- Written instruction
Every entry that follows should be repeated exactly; drop the images.

- Rows from a dataset
§ §

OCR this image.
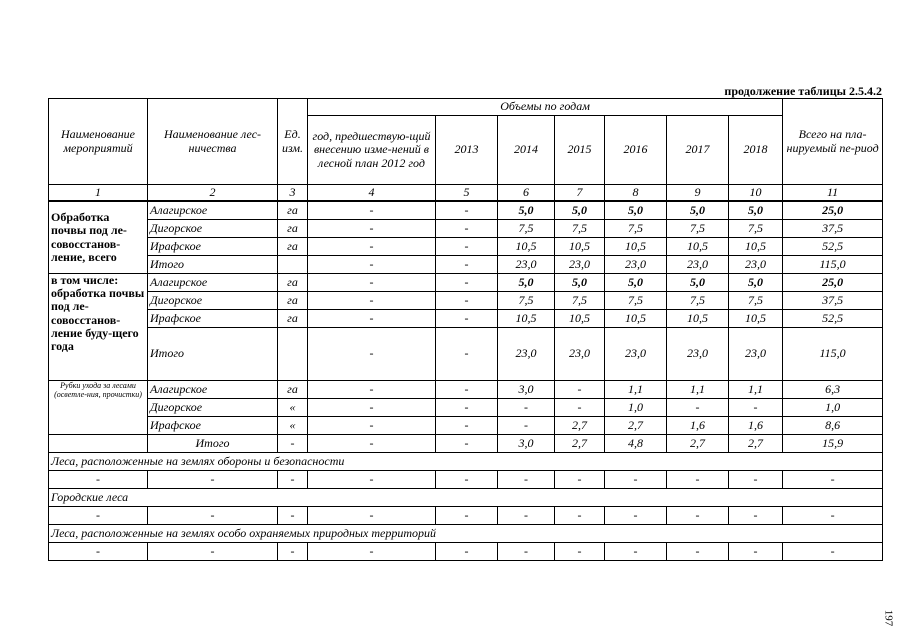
продолжение таблицы 2.5.4.2
Наименование мероприятий	Наименование лес-ничества	Ед. изм.	Объемы по годам							Всего на пла-нируемый пе-риод
			год, предшествую-щий внесению изме-нений в лесной план 2012 год	2013	2014	2015	2016	2017	2018	
1	2	3	4	5	6	7	8	9	10	11
Обработка почвы под ле-совосстанов-ление, всего	Алагирское	га	-	-	5,0	5,0	5,0	5,0	5,0	25,0
	Дигорское	га	-	-	7,5	7,5	7,5	7,5	7,5	37,5
	Ирафское	га	-	-	10,5	10,5	10,5	10,5	10,5	52,5
	Итого		-	-	23,0	23,0	23,0	23,0	23,0	115,0
в том числе: обработка почвы под ле-совосстанов-ление буду-щего года	Алагирское	га	-	-	5,0	5,0	5,0	5,0	5,0	25,0
	Дигорское	га	-	-	7,5	7,5	7,5	7,5	7,5	37,5
	Ирафское	га	-	-	10,5	10,5	10,5	10,5	10,5	52,5
	Итого		-	-	23,0	23,0	23,0	23,0	23,0	115,0
Рубки ухода за лесами (осветле-ния, прочистки)	Алагирское	га	-	-	3,0	-	1,1	1,1	1,1	6,3
	Дигорское	«	-	-	-	-	1,0	-	-	1,0
	Ирафское	«	-	-	-	2,7	2,7	1,6	1,6	8,6
	Итого	-	-	-	3,0	2,7	4,8	2,7	2,7	15,9
Леса, расположенные на землях обороны и безопасности										
-	-	-	-	-	-	-	-	-	-	-
Городские леса										
-	-	-	-	-	-	-	-	-	-	-
Леса, расположенные на землях особо охраняемых природных территорий										
-	-	-	-	-	-	-	-	-	-	-
197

§ §

- Result for this task
OCR this image.
продолжение таблицы 2.5.4.2
Наименование мероприятий	Наименование лес-ничества	Ед. изм.	Объемы по годам							Всего на пла-нируемый пе-риод
			год, предшествую-щий внесению изме-нений в лесной план 2012 год	2013	2014	2015	2016	2017	2018	
1	2	3	4	5	6	7	8	9	10	11
Обработка почвы под ле-совосстанов-ление, всего	Алагирское	га	-	-	5,0	5,0	5,0	5,0	5,0	25,0
	Дигорское	га	-	-	7,5	7,5	7,5	7,5	7,5	37,5
	Ирафское	га	-	-	10,5	10,5	10,5	10,5	10,5	52,5
	Итого		-	-	23,0	23,0	23,0	23,0	23,0	115,0
в том числе: обработка почвы под ле-совосстанов-ление буду-щего года	Алагирское	га	-	-	5,0	5,0	5,0	5,0	5,0	25,0
	Дигорское	га	-	-	7,5	7,5	7,5	7,5	7,5	37,5
	Ирафское	га	-	-	10,5	10,5	10,5	10,5	10,5	52,5
	Итого		-	-	23,0	23,0	23,0	23,0	23,0	115,0
Рубки ухода за лесами (осветле-ния, прочистки)	Алагирское	га	-	-	3,0	-	1,1	1,1	1,1	6,3
	Дигорское	«	-	-	-	-	1,0	-	-	1,0
	Ирафское	«	-	-	-	2,7	2,7	1,6	1,6	8,6
	Итого	-	-	-	3,0	2,7	4,8	2,7	2,7	15,9
Леса, расположенные на землях обороны и безопасности										
-	-	-	-	-	-	-	-	-	-	-
Городские леса										
-	-	-	-	-	-	-	-	-	-	-
Леса, расположенные на землях особо охраняемых природных территорий										
-	-	-	-	-	-	-	-	-	-	-
197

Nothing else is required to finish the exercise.